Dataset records
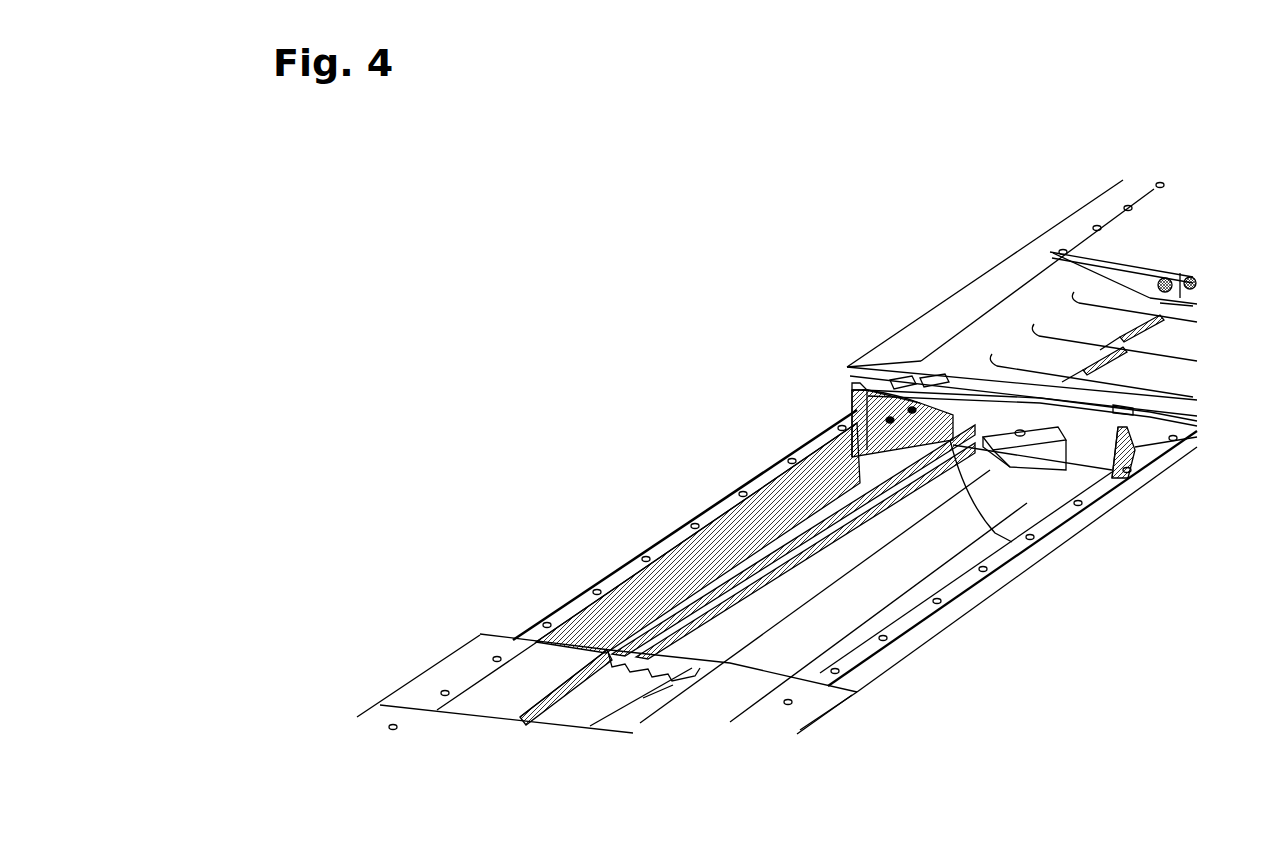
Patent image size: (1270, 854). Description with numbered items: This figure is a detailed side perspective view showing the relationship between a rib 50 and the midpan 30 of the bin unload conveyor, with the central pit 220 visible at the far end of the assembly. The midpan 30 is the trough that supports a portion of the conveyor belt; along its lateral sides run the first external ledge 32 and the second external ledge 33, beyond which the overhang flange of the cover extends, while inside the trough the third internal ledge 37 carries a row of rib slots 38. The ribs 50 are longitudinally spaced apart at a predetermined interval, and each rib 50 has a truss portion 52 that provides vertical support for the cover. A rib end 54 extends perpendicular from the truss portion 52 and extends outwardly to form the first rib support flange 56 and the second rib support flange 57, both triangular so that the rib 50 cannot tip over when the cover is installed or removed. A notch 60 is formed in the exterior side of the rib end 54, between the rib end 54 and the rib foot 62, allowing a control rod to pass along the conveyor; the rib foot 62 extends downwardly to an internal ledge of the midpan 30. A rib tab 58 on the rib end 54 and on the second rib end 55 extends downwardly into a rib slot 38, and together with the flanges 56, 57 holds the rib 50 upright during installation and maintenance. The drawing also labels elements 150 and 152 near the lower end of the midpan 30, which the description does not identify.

The central pit 220 is at (903, 275).
The midpan 30 is at (710, 483).
The second external ledge 33 is at (669, 537).
The third internal ledge 37 is at (749, 559).
The rib slots 38 is at (863, 484).
The first external ledge 32 is at (918, 618).
The plate 152 is at (484, 615).
The bracket 150 is at (627, 719).
The rib 50 is at (852, 383).
The first rib support flange 56 is at (855, 415).
The second rib end 55 is at (856, 437).
The second rib support flange 57 is at (880, 426).
The rib tab 58 is at (890, 437).
The truss portion 52 is at (1096, 446).
The rib foot 62 is at (1070, 466).
The rib end 54 is at (1133, 450).
The notch 60 is at (1105, 456).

**GIVEN REQUEST:** Please copy all the records above word for word, leaving out the pictures.

**RESULT BELOW:**
Patent image size: (1270, 854). Description with numbered items: This figure is a detailed side perspective view showing the relationship between a rib 50 and the midpan 30 of the bin unload conveyor, with the central pit 220 visible at the far end of the assembly. The midpan 30 is the trough that supports a portion of the conveyor belt; along its lateral sides run the first external ledge 32 and the second external ledge 33, beyond which the overhang flange of the cover extends, while inside the trough the third internal ledge 37 carries a row of rib slots 38. The ribs 50 are longitudinally spaced apart at a predetermined interval, and each rib 50 has a truss portion 52 that provides vertical support for the cover. A rib end 54 extends perpendicular from the truss portion 52 and extends outwardly to form the first rib support flange 56 and the second rib support flange 57, both triangular so that the rib 50 cannot tip over when the cover is installed or removed. A notch 60 is formed in the exterior side of the rib end 54, between the rib end 54 and the rib foot 62, allowing a control rod to pass along the conveyor; the rib foot 62 extends downwardly to an internal ledge of the midpan 30. A rib tab 58 on the rib end 54 and on the second rib end 55 extends downwardly into a rib slot 38, and together with the flanges 56, 57 holds the rib 50 upright during installation and maintenance. The drawing also labels elements 150 and 152 near the lower end of the midpan 30, which the description does not identify.

The central pit 220 is at (903, 275).
The midpan 30 is at (710, 483).
The second external ledge 33 is at (669, 537).
The third internal ledge 37 is at (749, 559).
The rib slots 38 is at (863, 484).
The first external ledge 32 is at (918, 618).
The plate 152 is at (484, 615).
The bracket 150 is at (627, 719).
The rib 50 is at (852, 383).
The first rib support flange 56 is at (855, 415).
The second rib end 55 is at (856, 437).
The second rib support flange 57 is at (880, 426).
The rib tab 58 is at (890, 437).
The truss portion 52 is at (1096, 446).
The rib foot 62 is at (1070, 466).
The rib end 54 is at (1133, 450).
The notch 60 is at (1105, 456).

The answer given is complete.